### YOUR OBJECTIVE
Select every line below containing the word "part".

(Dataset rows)
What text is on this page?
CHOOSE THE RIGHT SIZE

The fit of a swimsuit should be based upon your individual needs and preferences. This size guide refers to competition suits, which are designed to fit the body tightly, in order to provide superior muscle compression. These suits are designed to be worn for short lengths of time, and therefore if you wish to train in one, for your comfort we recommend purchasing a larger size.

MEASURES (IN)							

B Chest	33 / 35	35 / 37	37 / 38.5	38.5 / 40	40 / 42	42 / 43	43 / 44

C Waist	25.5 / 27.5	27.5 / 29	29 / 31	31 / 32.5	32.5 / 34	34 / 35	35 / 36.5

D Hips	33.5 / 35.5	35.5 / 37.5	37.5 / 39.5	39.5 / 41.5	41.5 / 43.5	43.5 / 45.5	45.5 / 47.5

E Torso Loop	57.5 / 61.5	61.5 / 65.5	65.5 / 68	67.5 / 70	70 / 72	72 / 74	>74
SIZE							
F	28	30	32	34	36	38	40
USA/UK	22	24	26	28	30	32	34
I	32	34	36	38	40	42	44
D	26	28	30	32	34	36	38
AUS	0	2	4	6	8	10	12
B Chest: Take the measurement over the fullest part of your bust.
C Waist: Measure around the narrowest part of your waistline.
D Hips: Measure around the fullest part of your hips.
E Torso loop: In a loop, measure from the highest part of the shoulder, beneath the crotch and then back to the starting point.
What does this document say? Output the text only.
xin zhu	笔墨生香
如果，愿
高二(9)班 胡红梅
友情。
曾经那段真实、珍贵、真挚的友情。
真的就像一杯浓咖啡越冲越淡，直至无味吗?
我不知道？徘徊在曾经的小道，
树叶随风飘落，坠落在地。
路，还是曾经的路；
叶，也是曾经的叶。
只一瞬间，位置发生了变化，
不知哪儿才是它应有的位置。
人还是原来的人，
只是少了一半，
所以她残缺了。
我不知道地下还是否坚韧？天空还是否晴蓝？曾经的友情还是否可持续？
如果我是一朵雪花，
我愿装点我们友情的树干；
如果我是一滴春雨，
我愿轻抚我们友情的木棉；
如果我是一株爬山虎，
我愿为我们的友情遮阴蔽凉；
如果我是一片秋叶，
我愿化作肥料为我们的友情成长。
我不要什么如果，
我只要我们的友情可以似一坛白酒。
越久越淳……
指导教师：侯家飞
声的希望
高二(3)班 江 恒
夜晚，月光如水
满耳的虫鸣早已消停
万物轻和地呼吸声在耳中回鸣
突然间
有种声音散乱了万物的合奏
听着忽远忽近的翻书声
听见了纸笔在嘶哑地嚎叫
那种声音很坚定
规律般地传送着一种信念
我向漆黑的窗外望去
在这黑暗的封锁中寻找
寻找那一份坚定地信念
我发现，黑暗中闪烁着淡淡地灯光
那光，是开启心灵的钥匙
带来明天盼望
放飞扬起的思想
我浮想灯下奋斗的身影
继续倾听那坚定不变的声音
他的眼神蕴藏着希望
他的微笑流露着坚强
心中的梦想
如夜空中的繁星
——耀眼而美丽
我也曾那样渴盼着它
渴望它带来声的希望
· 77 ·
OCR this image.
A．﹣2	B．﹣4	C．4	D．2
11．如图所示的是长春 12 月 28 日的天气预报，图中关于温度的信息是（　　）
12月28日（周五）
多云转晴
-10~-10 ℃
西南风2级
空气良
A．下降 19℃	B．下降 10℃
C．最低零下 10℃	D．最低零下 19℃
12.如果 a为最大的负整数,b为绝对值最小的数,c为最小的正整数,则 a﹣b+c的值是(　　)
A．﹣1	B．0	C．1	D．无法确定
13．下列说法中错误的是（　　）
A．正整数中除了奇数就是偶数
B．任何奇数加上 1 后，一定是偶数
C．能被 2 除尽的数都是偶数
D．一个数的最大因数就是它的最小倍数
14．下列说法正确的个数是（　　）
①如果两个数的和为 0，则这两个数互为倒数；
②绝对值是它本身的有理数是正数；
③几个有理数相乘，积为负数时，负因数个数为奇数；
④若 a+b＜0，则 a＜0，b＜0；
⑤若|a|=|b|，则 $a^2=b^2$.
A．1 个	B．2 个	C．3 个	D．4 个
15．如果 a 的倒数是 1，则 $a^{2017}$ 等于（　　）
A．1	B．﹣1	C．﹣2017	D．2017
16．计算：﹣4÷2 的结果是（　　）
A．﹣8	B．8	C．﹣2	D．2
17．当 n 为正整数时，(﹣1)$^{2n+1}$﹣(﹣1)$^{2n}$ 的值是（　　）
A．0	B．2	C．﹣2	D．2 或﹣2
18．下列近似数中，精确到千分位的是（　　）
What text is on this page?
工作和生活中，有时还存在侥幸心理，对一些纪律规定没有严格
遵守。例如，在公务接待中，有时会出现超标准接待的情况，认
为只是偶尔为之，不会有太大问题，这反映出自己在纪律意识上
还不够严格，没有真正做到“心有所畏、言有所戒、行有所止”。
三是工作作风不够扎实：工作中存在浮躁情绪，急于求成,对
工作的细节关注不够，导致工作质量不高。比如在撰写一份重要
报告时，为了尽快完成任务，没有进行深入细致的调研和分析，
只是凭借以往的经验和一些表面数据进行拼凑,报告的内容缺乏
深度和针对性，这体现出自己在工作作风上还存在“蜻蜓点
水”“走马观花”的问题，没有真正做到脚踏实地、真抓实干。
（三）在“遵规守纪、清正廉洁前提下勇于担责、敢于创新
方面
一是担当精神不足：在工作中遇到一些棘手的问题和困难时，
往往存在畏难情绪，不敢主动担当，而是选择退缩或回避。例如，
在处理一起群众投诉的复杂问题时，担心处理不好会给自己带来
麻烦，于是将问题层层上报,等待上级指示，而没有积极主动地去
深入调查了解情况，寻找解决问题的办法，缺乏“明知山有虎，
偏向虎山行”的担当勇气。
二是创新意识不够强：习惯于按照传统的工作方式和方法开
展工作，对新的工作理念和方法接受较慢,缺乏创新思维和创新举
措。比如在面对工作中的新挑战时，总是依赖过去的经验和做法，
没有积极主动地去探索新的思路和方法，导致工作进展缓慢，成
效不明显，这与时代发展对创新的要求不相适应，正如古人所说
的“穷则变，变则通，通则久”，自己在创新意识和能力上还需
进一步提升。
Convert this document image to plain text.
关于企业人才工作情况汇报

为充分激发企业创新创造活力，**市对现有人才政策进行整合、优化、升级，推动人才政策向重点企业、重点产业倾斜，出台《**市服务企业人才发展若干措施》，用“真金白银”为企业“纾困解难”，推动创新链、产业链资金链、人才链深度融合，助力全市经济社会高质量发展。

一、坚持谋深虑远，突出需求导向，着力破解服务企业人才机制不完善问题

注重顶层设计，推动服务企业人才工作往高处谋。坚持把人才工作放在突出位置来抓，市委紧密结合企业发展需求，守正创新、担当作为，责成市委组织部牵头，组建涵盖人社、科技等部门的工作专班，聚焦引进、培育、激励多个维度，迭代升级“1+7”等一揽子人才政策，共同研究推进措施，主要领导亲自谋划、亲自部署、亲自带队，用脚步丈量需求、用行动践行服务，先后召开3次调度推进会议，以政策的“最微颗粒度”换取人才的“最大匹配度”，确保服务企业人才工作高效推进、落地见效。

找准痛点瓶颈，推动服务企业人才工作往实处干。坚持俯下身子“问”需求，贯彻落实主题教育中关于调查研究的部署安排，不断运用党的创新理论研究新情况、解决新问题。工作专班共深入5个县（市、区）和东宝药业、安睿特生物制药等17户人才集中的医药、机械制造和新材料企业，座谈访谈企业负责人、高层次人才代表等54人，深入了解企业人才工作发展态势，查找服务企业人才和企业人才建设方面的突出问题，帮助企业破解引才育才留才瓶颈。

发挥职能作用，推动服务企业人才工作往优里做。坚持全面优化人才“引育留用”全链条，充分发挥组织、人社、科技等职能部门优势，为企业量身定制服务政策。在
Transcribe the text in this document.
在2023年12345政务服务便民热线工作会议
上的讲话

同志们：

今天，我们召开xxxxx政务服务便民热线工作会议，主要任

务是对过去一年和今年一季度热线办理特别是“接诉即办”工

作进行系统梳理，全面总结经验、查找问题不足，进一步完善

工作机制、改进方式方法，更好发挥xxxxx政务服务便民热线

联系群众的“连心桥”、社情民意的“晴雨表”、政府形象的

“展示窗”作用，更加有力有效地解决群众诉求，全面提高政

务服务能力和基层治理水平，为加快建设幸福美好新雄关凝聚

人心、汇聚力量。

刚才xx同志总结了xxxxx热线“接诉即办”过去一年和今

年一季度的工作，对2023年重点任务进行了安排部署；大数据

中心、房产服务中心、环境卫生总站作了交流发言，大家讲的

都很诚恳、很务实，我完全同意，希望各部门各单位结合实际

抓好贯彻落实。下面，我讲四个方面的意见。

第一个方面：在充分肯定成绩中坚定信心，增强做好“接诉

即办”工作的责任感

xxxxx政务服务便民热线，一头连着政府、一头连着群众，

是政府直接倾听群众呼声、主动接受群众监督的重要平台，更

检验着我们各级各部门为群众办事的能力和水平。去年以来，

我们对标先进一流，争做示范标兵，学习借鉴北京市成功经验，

### FINAL RESULT
B Chest: Take the measurement over the fullest part of your bust.
C Waist: Measure around the narrowest part of your waistline.
D Hips: Measure around the fullest part of your hips.
E Torso loop: In a loop, measure from the highest part of the shoulder, beneath the crotch and then back to the starting point.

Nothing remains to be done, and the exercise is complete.